• [Given exercise] Which lines hold the word "Ванден"? Copy each of them from the material.

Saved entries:
--- Begin ---
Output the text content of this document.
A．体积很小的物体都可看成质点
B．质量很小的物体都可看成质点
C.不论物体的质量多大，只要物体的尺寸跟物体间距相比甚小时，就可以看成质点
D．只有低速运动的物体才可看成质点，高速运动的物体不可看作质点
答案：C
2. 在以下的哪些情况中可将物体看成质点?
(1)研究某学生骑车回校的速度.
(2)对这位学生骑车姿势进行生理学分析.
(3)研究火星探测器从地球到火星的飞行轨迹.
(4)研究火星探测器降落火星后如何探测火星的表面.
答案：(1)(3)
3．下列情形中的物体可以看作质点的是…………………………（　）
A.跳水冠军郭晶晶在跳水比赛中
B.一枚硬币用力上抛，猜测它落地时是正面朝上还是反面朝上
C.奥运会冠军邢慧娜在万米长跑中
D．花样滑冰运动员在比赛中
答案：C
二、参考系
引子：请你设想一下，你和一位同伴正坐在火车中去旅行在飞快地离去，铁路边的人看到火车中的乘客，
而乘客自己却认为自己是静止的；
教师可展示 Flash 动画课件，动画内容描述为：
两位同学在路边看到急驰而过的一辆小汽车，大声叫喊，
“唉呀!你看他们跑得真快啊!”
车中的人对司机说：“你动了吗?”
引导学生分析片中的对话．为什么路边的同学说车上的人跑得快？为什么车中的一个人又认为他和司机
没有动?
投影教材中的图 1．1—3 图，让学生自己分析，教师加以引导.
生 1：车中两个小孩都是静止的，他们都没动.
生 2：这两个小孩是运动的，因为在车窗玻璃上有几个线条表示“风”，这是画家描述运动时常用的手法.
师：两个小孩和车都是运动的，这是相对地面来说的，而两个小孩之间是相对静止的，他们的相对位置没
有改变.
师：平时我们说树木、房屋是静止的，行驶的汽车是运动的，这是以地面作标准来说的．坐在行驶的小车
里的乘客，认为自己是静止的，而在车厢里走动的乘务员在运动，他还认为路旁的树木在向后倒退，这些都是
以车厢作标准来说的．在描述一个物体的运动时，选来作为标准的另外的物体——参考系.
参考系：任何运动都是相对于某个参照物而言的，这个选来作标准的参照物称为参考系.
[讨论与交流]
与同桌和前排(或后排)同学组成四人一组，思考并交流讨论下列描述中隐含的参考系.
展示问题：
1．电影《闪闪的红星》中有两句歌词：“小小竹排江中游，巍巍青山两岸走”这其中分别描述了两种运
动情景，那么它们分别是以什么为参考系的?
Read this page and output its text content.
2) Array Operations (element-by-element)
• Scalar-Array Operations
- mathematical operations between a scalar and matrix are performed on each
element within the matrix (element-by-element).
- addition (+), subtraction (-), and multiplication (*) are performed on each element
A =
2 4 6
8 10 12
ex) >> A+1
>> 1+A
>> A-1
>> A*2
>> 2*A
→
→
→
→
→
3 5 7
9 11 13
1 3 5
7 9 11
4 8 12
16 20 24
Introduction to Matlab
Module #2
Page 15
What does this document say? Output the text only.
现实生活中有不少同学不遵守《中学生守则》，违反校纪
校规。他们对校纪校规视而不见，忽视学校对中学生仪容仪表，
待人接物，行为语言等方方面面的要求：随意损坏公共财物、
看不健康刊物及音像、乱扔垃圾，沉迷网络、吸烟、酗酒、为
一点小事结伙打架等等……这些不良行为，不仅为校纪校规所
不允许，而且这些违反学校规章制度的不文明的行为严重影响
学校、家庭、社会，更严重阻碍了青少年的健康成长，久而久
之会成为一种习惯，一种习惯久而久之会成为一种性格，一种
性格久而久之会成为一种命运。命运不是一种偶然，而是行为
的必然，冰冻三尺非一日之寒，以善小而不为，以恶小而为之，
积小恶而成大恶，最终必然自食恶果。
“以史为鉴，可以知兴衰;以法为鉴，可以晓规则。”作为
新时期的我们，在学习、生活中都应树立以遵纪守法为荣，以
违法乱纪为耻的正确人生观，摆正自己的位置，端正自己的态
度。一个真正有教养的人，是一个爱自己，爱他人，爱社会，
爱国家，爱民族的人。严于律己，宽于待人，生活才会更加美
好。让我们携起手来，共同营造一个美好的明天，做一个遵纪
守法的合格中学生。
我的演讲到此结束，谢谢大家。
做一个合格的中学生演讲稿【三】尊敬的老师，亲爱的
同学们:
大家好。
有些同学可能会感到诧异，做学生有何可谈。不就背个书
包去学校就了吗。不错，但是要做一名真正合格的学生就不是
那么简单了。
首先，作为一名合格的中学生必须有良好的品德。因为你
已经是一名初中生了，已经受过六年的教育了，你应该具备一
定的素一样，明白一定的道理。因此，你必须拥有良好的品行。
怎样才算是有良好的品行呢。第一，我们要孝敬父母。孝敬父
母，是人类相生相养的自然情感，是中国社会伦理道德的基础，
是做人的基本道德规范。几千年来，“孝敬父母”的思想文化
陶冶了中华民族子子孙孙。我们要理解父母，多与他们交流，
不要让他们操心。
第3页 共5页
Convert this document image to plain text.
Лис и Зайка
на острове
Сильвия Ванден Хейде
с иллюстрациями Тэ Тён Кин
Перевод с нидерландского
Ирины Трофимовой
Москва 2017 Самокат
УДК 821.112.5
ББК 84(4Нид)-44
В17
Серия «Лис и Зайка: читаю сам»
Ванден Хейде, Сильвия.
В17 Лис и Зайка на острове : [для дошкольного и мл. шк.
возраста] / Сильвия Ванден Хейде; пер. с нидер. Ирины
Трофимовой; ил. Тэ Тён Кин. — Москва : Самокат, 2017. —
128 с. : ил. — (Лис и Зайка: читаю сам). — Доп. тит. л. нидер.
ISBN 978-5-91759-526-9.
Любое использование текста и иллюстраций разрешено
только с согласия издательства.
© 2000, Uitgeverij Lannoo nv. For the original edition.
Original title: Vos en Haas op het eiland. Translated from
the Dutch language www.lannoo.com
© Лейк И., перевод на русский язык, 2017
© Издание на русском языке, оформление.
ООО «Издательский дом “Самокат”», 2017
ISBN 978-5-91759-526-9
--- End ---
• [Correct response]
Сильвия Ванден Хейде
Ванден Хейде, Сильвия.
возраста] / Сильвия Ванден Хейде; пер. с нидер. Ирины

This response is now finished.